What lines of the data include the string "this"? Copy them all.

◆ **Record set**
## begin
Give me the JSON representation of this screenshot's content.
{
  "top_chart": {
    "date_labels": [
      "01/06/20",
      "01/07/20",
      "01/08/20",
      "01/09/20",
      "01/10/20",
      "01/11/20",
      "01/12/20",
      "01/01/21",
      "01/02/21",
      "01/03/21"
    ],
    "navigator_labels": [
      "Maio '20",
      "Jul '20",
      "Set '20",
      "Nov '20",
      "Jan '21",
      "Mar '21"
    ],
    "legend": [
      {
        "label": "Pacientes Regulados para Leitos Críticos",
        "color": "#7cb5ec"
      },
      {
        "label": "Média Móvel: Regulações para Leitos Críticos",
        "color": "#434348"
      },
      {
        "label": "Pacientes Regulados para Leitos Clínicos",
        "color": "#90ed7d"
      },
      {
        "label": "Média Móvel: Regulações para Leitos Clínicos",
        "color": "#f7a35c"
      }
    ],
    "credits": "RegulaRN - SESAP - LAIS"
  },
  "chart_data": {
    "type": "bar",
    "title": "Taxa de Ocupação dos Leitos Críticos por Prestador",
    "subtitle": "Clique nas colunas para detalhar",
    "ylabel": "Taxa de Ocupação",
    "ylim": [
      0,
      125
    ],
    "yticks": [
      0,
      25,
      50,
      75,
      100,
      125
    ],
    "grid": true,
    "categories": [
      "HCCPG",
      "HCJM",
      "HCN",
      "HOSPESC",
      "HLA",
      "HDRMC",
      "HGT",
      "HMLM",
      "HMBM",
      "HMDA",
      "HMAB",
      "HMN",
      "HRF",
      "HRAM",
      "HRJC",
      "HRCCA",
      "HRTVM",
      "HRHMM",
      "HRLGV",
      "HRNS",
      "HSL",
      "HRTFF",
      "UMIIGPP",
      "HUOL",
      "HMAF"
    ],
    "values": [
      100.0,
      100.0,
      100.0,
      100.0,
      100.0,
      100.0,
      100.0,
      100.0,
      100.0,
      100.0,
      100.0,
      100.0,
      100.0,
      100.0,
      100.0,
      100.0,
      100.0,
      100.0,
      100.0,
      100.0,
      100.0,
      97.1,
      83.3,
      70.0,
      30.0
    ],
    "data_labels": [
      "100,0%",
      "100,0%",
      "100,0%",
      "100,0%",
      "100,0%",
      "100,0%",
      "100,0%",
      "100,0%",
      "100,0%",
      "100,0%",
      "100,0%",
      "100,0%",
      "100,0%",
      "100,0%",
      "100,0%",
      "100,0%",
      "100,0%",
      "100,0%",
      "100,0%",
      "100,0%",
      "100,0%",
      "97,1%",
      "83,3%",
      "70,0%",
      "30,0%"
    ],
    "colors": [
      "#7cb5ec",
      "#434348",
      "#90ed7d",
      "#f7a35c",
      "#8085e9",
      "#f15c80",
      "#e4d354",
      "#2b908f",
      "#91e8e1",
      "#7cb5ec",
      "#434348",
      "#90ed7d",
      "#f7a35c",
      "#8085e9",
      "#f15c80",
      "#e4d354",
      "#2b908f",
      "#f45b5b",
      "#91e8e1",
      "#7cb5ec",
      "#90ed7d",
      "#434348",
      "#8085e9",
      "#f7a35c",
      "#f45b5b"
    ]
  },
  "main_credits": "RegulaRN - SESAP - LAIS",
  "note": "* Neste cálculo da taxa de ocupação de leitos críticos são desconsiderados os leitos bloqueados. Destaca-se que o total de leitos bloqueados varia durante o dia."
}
## end
## begin
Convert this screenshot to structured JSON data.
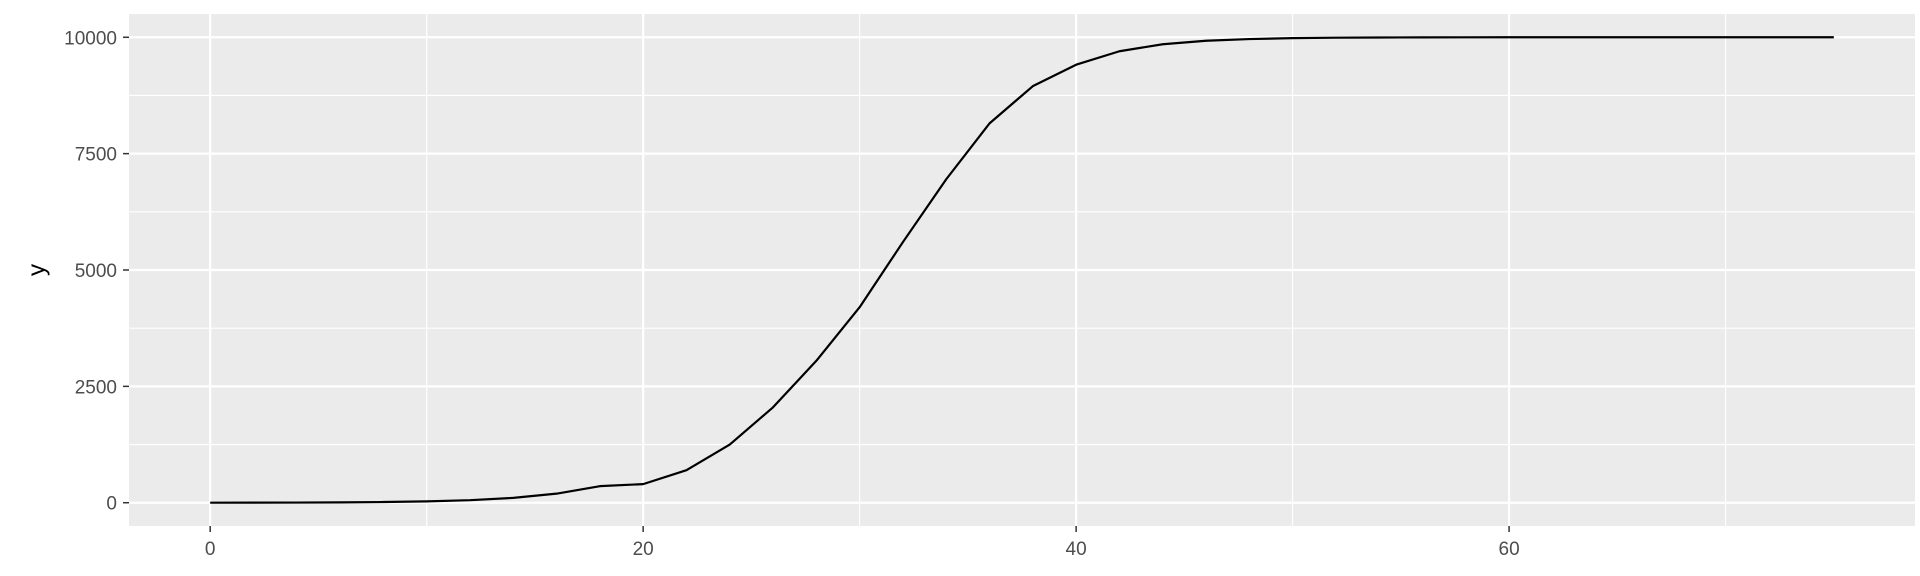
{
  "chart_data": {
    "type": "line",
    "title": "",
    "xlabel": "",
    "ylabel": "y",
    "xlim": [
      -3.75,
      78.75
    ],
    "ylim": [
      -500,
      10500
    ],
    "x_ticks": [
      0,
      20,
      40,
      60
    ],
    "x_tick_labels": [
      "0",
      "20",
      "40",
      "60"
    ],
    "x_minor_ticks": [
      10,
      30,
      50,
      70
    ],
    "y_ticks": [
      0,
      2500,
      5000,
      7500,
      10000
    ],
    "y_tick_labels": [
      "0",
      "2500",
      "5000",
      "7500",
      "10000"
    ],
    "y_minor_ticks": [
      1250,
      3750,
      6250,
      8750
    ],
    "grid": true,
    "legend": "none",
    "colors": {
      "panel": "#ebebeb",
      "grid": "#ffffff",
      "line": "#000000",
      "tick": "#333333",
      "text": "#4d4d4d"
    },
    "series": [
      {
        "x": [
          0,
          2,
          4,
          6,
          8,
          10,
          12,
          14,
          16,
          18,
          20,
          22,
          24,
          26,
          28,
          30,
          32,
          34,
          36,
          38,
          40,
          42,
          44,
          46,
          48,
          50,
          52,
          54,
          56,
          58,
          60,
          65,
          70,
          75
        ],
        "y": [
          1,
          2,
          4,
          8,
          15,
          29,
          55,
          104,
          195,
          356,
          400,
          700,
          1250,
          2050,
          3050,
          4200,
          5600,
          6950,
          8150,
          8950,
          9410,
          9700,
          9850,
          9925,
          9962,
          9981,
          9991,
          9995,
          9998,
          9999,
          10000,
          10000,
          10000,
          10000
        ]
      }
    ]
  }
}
## end
## begin
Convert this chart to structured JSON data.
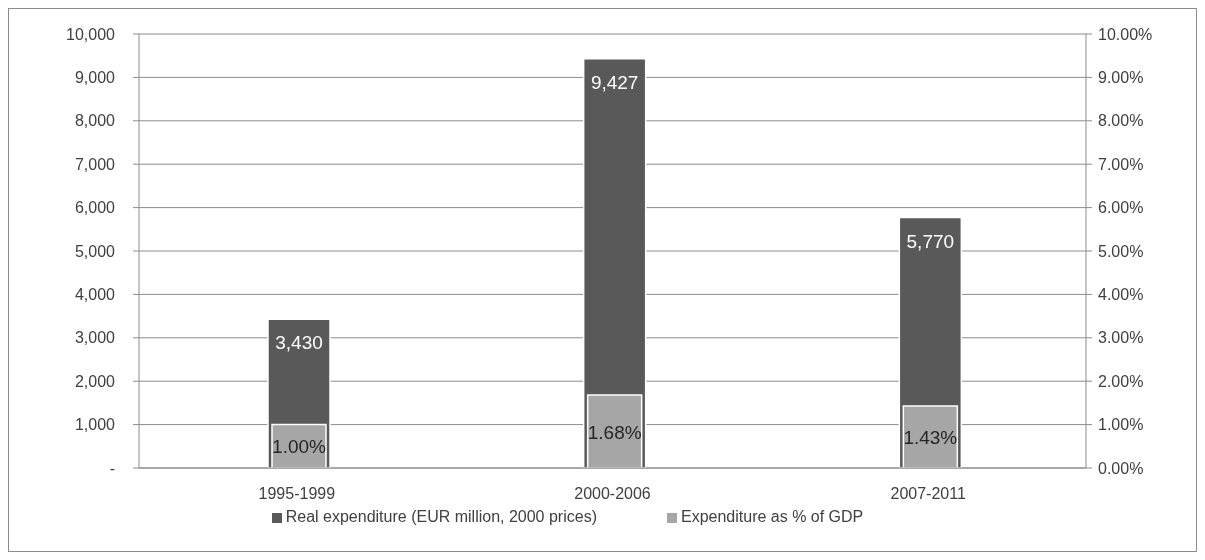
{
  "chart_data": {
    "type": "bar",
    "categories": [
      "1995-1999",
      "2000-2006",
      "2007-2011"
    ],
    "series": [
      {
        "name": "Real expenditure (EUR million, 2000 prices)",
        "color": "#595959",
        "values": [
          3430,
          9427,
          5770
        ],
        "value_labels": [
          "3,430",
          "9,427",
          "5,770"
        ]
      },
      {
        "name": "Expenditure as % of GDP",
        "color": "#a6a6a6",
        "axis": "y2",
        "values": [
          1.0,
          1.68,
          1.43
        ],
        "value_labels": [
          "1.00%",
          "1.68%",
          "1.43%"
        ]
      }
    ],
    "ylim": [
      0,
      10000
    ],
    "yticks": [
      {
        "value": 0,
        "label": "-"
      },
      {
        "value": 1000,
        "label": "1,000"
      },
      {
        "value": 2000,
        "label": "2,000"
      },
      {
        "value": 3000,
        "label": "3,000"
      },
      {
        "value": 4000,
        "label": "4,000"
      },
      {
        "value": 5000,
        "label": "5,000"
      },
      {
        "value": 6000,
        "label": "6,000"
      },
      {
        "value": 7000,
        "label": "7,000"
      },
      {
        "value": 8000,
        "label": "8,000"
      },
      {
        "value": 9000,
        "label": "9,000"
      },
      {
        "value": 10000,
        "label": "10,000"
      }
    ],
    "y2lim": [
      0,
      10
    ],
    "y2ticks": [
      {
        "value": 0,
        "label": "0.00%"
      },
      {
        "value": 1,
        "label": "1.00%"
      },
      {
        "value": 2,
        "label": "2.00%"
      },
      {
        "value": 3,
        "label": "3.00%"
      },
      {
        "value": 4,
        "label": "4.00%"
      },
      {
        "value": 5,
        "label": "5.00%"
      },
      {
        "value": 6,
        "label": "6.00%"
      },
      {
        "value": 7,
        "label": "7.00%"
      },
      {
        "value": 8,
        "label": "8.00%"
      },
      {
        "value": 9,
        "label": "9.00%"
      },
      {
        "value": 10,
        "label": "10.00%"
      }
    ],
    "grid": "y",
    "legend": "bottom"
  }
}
## end
◆ **The response**
Give me the JSON representation of this screenshot's content.
Convert this screenshot to structured JSON data.
Convert this chart to structured JSON data.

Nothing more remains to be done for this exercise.